Aim> Copy out the records precisely, omitting pictures.

Records for the exercise>
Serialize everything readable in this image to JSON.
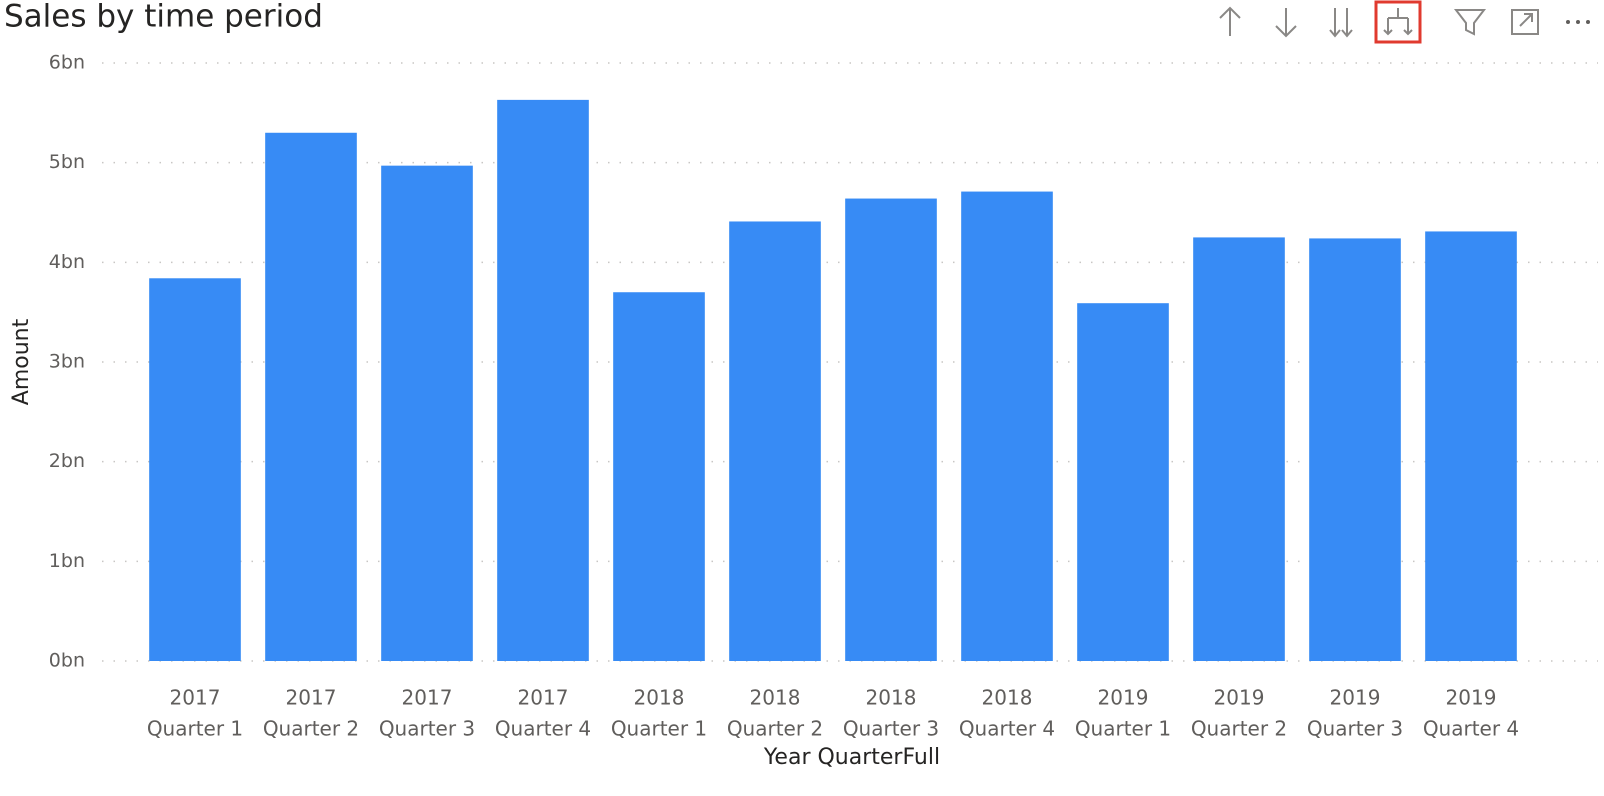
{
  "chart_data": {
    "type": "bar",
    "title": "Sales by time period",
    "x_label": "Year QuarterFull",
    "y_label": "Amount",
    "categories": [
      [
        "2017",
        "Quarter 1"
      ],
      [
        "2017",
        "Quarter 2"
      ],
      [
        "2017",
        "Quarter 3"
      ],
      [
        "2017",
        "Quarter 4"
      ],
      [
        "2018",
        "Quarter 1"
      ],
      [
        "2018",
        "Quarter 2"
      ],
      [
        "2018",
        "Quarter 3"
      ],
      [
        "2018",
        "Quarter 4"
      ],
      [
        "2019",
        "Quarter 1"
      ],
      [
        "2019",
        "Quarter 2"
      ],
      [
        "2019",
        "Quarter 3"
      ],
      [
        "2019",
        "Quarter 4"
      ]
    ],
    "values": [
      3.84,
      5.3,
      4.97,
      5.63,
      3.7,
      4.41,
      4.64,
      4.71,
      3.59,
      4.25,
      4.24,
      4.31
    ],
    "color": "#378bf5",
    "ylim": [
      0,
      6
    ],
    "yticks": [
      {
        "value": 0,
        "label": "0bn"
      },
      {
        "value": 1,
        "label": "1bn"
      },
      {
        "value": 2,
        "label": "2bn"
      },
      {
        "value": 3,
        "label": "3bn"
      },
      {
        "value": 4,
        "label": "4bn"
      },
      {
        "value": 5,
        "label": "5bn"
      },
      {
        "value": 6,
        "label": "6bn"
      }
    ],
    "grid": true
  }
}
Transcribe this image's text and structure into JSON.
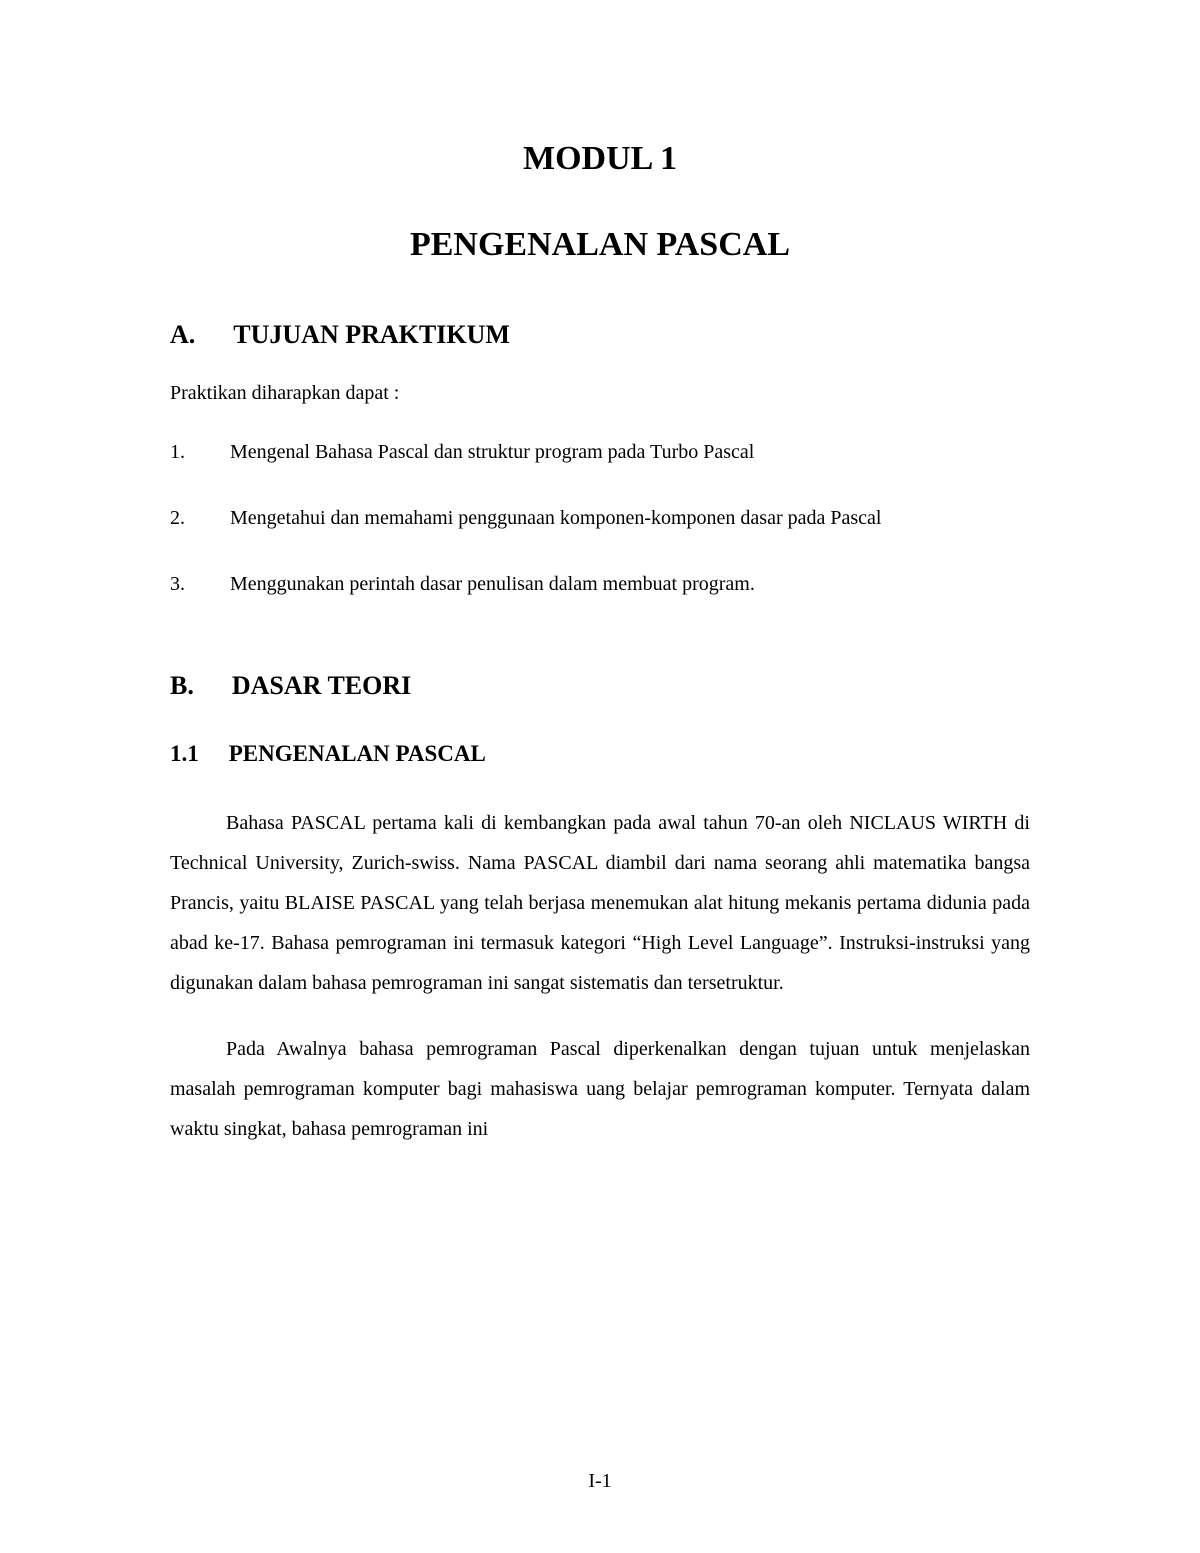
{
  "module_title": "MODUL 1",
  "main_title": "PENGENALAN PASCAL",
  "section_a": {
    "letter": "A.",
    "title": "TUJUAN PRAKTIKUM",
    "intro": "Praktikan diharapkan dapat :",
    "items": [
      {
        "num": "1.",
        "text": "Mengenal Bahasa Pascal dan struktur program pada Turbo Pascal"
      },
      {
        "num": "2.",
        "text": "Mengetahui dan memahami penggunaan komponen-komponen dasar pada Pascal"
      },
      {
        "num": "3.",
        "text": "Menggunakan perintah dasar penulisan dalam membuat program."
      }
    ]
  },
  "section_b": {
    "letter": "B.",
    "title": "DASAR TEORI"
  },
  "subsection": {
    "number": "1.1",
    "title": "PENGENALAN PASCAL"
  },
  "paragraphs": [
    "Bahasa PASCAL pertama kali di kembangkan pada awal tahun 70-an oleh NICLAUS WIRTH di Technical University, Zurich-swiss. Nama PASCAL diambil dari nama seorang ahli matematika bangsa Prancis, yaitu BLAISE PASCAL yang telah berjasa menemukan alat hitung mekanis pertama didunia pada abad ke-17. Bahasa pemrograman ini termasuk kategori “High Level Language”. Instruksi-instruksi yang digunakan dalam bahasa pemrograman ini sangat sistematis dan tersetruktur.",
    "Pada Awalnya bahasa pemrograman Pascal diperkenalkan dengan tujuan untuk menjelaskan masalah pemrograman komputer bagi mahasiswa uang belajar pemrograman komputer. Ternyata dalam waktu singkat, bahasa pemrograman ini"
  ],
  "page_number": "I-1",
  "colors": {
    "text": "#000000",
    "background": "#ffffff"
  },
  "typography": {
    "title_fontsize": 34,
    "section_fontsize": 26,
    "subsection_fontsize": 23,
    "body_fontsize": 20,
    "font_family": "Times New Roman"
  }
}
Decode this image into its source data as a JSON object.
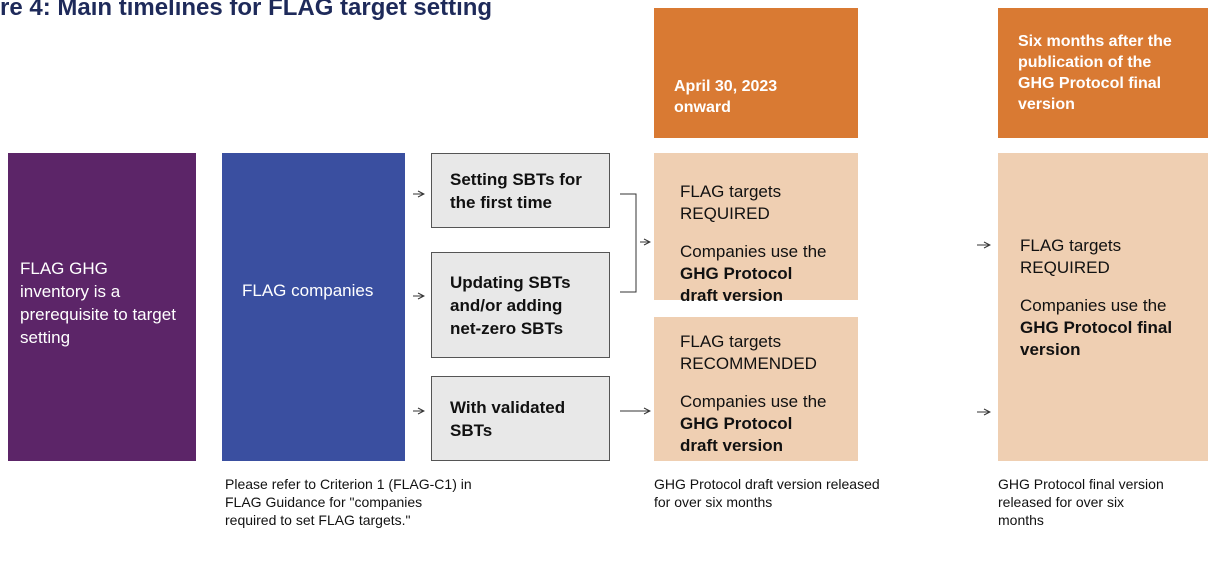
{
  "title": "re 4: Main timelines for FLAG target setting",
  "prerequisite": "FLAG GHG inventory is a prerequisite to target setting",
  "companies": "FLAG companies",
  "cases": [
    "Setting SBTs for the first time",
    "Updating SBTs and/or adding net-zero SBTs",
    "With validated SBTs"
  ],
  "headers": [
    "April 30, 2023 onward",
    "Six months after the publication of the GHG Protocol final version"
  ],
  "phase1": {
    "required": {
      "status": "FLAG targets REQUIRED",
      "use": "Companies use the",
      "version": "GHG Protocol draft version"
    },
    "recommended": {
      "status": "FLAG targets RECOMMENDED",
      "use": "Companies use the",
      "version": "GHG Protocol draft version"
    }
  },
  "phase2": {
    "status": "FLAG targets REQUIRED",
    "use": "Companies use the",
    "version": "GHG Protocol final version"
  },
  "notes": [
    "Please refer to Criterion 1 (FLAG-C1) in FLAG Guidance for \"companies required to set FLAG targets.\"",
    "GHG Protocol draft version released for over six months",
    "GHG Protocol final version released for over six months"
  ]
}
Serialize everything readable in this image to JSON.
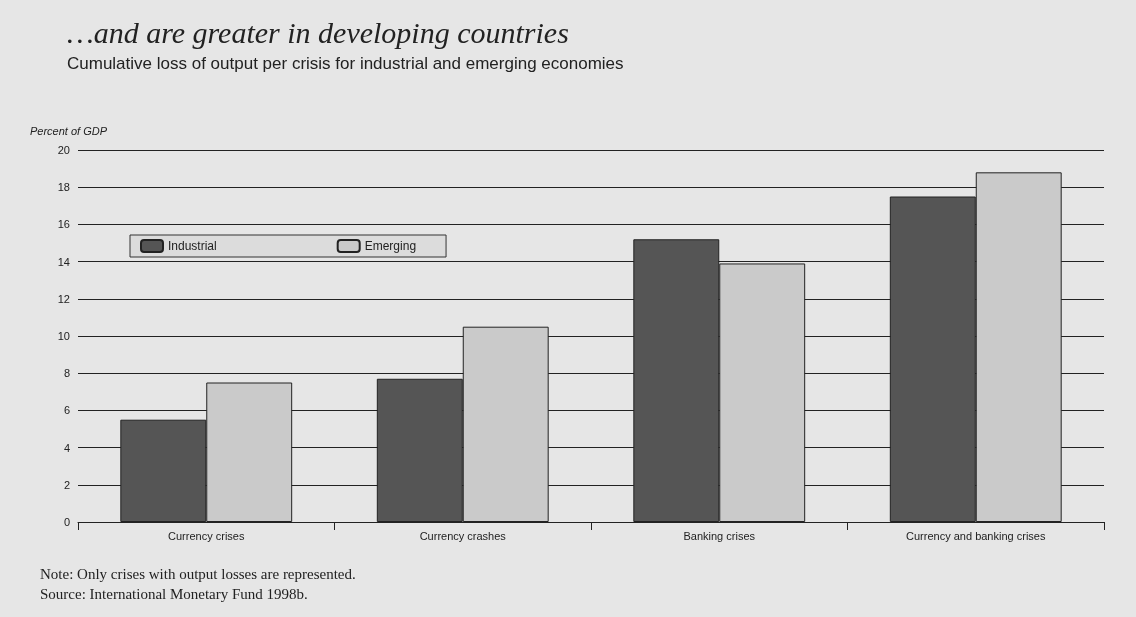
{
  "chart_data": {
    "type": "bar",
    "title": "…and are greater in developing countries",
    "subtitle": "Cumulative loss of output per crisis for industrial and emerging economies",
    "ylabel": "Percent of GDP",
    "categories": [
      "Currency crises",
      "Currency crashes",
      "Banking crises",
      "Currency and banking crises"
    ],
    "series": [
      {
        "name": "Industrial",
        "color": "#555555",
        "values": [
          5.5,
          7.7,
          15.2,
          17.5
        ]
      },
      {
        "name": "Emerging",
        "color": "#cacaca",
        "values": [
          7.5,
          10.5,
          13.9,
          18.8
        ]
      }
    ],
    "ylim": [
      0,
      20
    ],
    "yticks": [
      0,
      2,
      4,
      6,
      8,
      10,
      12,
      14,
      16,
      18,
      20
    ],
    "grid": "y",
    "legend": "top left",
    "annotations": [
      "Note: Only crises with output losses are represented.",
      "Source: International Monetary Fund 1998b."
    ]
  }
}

Answer to the exercise>
Serialize everything readable in this image to JSON.
{
  "chart_data": {
    "type": "bar",
    "title": "Sales by time period",
    "x_label": "Year QuarterFull",
    "y_label": "Amount",
    "categories": [
      [
        "2017",
        "Quarter 1"
      ],
      [
        "2017",
        "Quarter 2"
      ],
      [
        "2017",
        "Quarter 3"
      ],
      [
        "2017",
        "Quarter 4"
      ],
      [
        "2018",
        "Quarter 1"
      ],
      [
        "2018",
        "Quarter 2"
      ],
      [
        "2018",
        "Quarter 3"
      ],
      [
        "2018",
        "Quarter 4"
      ],
      [
        "2019",
        "Quarter 1"
      ],
      [
        "2019",
        "Quarter 2"
      ],
      [
        "2019",
        "Quarter 3"
      ],
      [
        "2019",
        "Quarter 4"
      ]
    ],
    "values": [
      3.84,
      5.3,
      4.97,
      5.63,
      3.7,
      4.41,
      4.64,
      4.71,
      3.59,
      4.25,
      4.24,
      4.31
    ],
    "color": "#378bf5",
    "ylim": [
      0,
      6
    ],
    "yticks": [
      {
        "value": 0,
        "label": "0bn"
      },
      {
        "value": 1,
        "label": "1bn"
      },
      {
        "value": 2,
        "label": "2bn"
      },
      {
        "value": 3,
        "label": "3bn"
      },
      {
        "value": 4,
        "label": "4bn"
      },
      {
        "value": 5,
        "label": "5bn"
      },
      {
        "value": 6,
        "label": "6bn"
      }
    ],
    "grid": true
  }
}
Transcribe this image's text and structure into JSON.
{
  "module_title": "MODUL 1",
  "main_title": "PENGENALAN PASCAL",
  "section_a": {
    "letter": "A.",
    "title": "TUJUAN PRAKTIKUM",
    "intro": "Praktikan diharapkan dapat :",
    "items": [
      {
        "num": "1.",
        "text": "Mengenal Bahasa Pascal dan struktur program pada Turbo Pascal"
      },
      {
        "num": "2.",
        "text": "Mengetahui dan memahami penggunaan komponen-komponen dasar pada Pascal"
      },
      {
        "num": "3.",
        "text": "Menggunakan perintah dasar penulisan dalam membuat program."
      }
    ]
  },
  "section_b": {
    "letter": "B.",
    "title": "DASAR TEORI"
  },
  "subsection": {
    "number": "1.1",
    "title": "PENGENALAN PASCAL"
  },
  "paragraphs": [
    "Bahasa PASCAL pertama kali di kembangkan pada awal tahun 70-an oleh NICLAUS WIRTH di Technical University, Zurich-swiss. Nama PASCAL diambil dari nama seorang ahli matematika bangsa Prancis, yaitu BLAISE PASCAL yang telah berjasa menemukan alat hitung mekanis pertama didunia pada abad ke-17. Bahasa pemrograman ini termasuk kategori “High Level Language”. Instruksi-instruksi yang digunakan dalam bahasa pemrograman ini sangat sistematis dan tersetruktur.",
    "Pada Awalnya bahasa pemrograman Pascal diperkenalkan dengan tujuan untuk menjelaskan masalah pemrograman komputer bagi mahasiswa uang belajar pemrograman komputer. Ternyata dalam waktu singkat, bahasa pemrograman ini"
  ],
  "page_number": "I-1",
  "colors": {
    "text": "#000000",
    "background": "#ffffff"
  },
  "typography": {
    "title_fontsize": 34,
    "section_fontsize": 26,
    "subsection_fontsize": 23,
    "body_fontsize": 20,
    "font_family": "Times New Roman"
  }
}
Decode this image into its source data as a JSON object.
{
  "title": "re 4: Main timelines for FLAG target setting",
  "prerequisite": "FLAG GHG inventory is a prerequisite to target setting",
  "companies": "FLAG companies",
  "cases": [
    "Setting SBTs for the first time",
    "Updating SBTs and/or adding net-zero SBTs",
    "With validated SBTs"
  ],
  "headers": [
    "April 30, 2023 onward",
    "Six months after the publication of the GHG Protocol final version"
  ],
  "phase1": {
    "required": {
      "status": "FLAG targets REQUIRED",
      "use": "Companies use the",
      "version": "GHG Protocol draft version"
    },
    "recommended": {
      "status": "FLAG targets RECOMMENDED",
      "use": "Companies use the",
      "version": "GHG Protocol draft version"
    }
  },
  "phase2": {
    "status": "FLAG targets REQUIRED",
    "use": "Companies use the",
    "version": "GHG Protocol final version"
  },
  "notes": [
    "Please refer to Criterion 1 (FLAG-C1) in FLAG Guidance for \"companies required to set FLAG targets.\"",
    "GHG Protocol draft version released for over six months",
    "GHG Protocol final version released for over six months"
  ]
}
Serialize everything readable in this image to JSON.
{
  "chart_data": {
    "type": "bar",
    "title": "…and are greater in developing countries",
    "subtitle": "Cumulative loss of output per crisis for industrial and emerging economies",
    "ylabel": "Percent of GDP",
    "categories": [
      "Currency crises",
      "Currency crashes",
      "Banking crises",
      "Currency and banking crises"
    ],
    "series": [
      {
        "name": "Industrial",
        "color": "#555555",
        "values": [
          5.5,
          7.7,
          15.2,
          17.5
        ]
      },
      {
        "name": "Emerging",
        "color": "#cacaca",
        "values": [
          7.5,
          10.5,
          13.9,
          18.8
        ]
      }
    ],
    "ylim": [
      0,
      20
    ],
    "yticks": [
      0,
      2,
      4,
      6,
      8,
      10,
      12,
      14,
      16,
      18,
      20
    ],
    "grid": "y",
    "legend": "top left",
    "annotations": [
      "Note: Only crises with output losses are represented.",
      "Source: International Monetary Fund 1998b."
    ]
  }
}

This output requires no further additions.